ページ =>
###

地域経済を支える神戸の中小製造業。しかし、後継者不足や人材育成の課題が深刻化しています。

一方で、新しい挑戦を後押しする取り組みも始まっています。神戸発の「ものづくり」の未来を探ります。

神戸市兵庫区にある「神戸市ものづくり工場」。

阪神淡路大震災で被災した町工場の復興を目的に「復興工場」として1998年に建設されました。

現在、約100社が入居する国内最大規模の中小製造業向け賃貸工場です。

この工場に震災後入居し、50年近くゴム製品を製造してきたこの会社は、2026年に事業を家族に引き継ぐ予定です。

地域経済を支える中小製造業。

しかし、後継者不足や海外製品との競争など、課題は山積しています。

栗山プレス工業所 栗山崇 社長

「長男が現場を見ないといけないので、会社は長女が後を継いでくれるので、いまは家族で継承するしかないんです」

この会社でも人材不足を補うため、外国人技能実習生を受け入れています。

それでも、広がる技能の領域に対応するためには、人材育成は避けられない課題です。

栗山崇 社長

「ゴムであればいいという感じではなくなりましたので、今は一つ一つ教えていかないと仕方ないと思います」

神戸市の製造業は、2021年時点で約3500事業所、従業員数は約8万3000人。

しかし阪神淡路大震災直後の1996年には、約6600事業所あり25年間で半数近くまで減少しました。

さらに、約3分の2は従業員10人以下の中小零細企業で家族経営が中心です。

後継者不足や人材育成の課題が数字からも浮き彫りになっています。

中小企業問題に詳しい武庫川女子大学の山下紗矢佳准教授は、「変化に対応できなければ事業自体が消滅しかねない」と警鐘を鳴らします。

武庫川女子大学 経営学部 山下沙矢佳 准教授

「安い海外製品など代替されるものに、取って代わってしまったのはすごく大きいと思います。変わっていかざるを得なくなることが実際に起こっている。なかなか自立することが難しい状況と思います」

さらに山下准教授は、人材育成の仕組みが十分に整っていない中小企業こそ、技術力向上に向けた教育プログラムや支援制度が不可欠だと指摘します。

山下沙矢佳 准教授

「背中を見て学べというのは少し減ってきたと思いますが、時間外に何か教育的なことをしてくださいとも言えない。教育環境を整えていく支援をすることが、行政に求められる」

12月4日、神戸で起業支援イベントが開かれ、100人以上が参加しました。

参加者からは、異業種交流や支援機関による相談など充実したサポートへの期待の声が寄せられました。

イベントの参加者

「私と一緒に仕事をしたいと思ってくれる方が、たくさんいたらいいなと思っていてイベントに来ました」

「一言一言胸に刺さるアドバイスがたくさんあって、来て良かったと思います」

主催者は、支援機関を積極的に活用してもらいネットワークを広げてほしいと、今後の連携に期待を寄せています。

神戸・元町に店舗兼作業場を構える登山用リュックなどを製造するこの会社は、支援機関の事業承継支援制度を活用し、5年前、創業者から事業を継承しました。

###

所与データ =>

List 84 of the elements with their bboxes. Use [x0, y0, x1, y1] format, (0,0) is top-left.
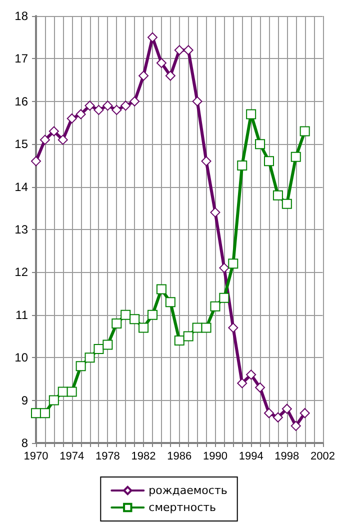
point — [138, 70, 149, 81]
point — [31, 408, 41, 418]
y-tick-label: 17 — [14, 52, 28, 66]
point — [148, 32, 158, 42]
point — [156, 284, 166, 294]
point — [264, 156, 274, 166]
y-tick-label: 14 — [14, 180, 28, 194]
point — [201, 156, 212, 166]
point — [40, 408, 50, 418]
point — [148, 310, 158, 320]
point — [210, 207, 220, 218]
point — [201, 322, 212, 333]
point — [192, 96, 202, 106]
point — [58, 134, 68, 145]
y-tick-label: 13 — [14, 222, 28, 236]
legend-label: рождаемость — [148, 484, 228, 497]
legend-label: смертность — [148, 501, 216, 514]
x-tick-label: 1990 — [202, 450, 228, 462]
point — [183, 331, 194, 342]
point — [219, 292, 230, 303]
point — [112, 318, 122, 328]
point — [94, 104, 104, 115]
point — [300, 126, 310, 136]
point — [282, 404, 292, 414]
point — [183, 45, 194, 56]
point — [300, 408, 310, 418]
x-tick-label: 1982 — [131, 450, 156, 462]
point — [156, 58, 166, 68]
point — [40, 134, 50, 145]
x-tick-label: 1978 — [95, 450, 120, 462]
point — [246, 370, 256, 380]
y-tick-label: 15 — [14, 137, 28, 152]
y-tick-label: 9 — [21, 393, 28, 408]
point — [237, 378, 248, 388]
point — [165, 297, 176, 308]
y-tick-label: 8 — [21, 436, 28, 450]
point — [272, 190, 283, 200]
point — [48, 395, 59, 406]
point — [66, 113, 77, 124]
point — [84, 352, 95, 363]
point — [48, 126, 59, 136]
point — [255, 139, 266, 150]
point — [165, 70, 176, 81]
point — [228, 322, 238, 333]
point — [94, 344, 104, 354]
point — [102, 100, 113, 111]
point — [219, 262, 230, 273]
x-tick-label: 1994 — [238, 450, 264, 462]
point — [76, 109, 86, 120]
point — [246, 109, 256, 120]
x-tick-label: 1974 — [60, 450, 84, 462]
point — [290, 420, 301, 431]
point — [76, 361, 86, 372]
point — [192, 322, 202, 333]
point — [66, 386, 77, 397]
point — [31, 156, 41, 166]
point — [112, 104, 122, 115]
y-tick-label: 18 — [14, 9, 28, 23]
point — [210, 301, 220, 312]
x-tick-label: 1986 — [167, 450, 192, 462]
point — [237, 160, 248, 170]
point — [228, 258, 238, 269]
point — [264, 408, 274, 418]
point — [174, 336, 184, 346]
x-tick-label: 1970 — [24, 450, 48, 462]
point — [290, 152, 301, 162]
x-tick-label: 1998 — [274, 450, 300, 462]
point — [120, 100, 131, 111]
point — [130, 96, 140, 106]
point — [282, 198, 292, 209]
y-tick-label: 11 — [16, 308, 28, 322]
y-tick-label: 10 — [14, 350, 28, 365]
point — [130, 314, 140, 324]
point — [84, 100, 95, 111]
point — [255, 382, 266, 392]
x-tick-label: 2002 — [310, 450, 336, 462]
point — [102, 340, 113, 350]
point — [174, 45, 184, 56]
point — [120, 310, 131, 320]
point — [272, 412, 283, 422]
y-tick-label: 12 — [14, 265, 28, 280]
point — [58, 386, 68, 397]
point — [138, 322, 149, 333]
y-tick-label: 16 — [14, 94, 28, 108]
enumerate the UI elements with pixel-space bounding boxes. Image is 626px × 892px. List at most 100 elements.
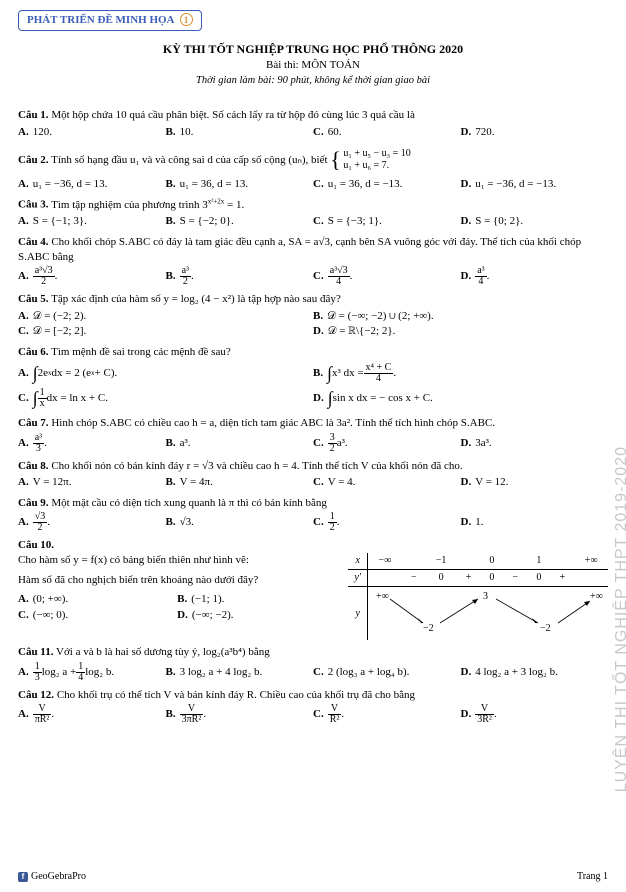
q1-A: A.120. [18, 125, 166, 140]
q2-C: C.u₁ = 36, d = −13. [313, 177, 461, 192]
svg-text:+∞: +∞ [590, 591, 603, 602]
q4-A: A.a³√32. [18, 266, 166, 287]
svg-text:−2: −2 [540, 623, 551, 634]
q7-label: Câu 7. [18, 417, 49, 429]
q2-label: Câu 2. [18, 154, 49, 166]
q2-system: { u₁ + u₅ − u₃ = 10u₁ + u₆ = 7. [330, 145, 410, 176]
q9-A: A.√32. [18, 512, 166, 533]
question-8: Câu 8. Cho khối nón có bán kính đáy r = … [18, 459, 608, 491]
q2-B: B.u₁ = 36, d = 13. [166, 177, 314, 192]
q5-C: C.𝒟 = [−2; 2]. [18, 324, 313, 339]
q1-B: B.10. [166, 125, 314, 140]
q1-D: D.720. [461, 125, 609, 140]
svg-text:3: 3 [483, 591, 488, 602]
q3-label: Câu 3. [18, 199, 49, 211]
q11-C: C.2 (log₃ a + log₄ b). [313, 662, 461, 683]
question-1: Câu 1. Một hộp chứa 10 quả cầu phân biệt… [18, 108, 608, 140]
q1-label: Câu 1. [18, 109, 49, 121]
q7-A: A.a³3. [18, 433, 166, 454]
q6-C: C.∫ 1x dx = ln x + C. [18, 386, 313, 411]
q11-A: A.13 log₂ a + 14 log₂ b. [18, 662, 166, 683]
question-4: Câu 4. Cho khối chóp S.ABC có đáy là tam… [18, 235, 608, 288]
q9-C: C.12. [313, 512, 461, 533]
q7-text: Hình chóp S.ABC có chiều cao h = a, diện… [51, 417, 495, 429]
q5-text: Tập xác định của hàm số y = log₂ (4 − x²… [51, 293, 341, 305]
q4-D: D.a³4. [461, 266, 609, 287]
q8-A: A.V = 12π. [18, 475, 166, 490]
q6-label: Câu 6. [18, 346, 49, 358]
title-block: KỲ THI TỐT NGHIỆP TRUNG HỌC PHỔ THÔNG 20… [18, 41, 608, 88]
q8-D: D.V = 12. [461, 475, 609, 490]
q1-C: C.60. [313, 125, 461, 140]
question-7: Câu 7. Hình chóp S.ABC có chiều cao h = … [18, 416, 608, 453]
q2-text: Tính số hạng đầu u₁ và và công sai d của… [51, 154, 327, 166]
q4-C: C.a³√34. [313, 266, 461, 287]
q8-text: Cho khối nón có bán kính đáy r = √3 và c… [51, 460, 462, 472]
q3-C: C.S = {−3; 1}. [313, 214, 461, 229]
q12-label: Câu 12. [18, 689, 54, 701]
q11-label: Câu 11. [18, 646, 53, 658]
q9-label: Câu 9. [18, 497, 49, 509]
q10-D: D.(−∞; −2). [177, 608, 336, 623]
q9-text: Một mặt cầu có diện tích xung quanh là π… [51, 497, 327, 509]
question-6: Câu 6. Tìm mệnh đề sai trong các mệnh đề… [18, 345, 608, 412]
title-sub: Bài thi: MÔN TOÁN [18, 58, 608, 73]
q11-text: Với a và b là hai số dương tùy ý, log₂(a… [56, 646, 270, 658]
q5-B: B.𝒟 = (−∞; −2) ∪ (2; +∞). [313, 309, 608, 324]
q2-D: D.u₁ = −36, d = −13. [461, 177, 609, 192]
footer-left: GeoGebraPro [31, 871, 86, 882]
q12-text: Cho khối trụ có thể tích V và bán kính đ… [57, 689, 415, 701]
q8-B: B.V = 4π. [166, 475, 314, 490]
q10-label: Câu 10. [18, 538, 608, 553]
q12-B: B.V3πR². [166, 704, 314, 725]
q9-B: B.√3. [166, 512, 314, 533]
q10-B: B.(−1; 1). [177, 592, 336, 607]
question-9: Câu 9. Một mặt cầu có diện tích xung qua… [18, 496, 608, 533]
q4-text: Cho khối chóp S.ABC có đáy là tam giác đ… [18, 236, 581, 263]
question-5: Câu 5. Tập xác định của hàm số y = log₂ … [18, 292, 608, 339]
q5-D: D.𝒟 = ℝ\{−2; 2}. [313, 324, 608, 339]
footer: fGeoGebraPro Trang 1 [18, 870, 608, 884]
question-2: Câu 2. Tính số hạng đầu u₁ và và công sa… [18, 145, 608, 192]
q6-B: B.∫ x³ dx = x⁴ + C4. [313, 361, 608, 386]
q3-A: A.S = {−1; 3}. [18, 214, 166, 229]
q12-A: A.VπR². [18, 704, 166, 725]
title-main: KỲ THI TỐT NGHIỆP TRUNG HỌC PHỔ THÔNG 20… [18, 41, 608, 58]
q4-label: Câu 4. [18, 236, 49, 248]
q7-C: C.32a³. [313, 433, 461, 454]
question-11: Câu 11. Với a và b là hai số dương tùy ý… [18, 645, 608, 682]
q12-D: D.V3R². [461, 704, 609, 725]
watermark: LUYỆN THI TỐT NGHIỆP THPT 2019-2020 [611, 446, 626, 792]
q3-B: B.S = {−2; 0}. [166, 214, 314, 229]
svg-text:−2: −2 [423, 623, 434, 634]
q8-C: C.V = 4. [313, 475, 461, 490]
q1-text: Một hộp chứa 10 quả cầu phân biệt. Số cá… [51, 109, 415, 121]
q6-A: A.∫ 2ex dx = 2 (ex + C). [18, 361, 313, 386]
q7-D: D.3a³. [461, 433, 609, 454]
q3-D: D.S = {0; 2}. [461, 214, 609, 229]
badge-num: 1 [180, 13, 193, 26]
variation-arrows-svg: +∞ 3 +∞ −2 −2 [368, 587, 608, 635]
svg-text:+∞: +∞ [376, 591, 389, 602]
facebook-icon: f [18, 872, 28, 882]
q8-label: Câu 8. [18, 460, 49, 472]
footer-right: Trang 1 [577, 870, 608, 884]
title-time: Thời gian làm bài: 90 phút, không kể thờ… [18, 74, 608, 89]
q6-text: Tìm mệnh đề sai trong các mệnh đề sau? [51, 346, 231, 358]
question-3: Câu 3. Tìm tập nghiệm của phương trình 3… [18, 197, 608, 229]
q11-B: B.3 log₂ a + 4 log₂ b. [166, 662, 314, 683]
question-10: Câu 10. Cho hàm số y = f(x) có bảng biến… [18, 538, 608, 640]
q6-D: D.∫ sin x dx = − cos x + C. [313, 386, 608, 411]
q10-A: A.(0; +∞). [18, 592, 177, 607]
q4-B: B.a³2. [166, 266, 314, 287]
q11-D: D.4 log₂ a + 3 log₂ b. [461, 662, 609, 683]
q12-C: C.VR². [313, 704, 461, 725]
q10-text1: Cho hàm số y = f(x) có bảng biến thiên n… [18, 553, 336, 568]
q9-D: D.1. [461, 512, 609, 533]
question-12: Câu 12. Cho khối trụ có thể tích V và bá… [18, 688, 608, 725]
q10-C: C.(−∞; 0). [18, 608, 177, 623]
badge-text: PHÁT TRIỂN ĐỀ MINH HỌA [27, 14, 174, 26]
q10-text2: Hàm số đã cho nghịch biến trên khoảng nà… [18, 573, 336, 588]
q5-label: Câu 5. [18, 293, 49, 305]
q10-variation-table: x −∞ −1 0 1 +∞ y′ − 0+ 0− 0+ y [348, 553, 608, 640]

###

課題 A =>
次の(i)〜(iii)がページの内容と合致するかをそれぞれ「はい」か「いいえ」で判定し、判断の決め手となるページの語句を一字一句違えずに引用してください。
(i) 神戸市ものづくり工場は1998年に建設された。
(ii) 2021年時点で、神戸市の製造業の従業員数は約10万人である。
(iii) 12月4日に神戸で開かれた起業支援イベントには、100人以上が参加した。
課題 B =>
所与データの行のうち、文字列「List」を含む行を数え、その数だけを答えてください。大文字と小文字は区別します。

最終結果 A =>
(i) はい。「1998年に建設されました」
(ii) いいえ。「従業員数は約8万3000人」
(iii) はい。「100人以上が参加しました」

最終結果 B =>
2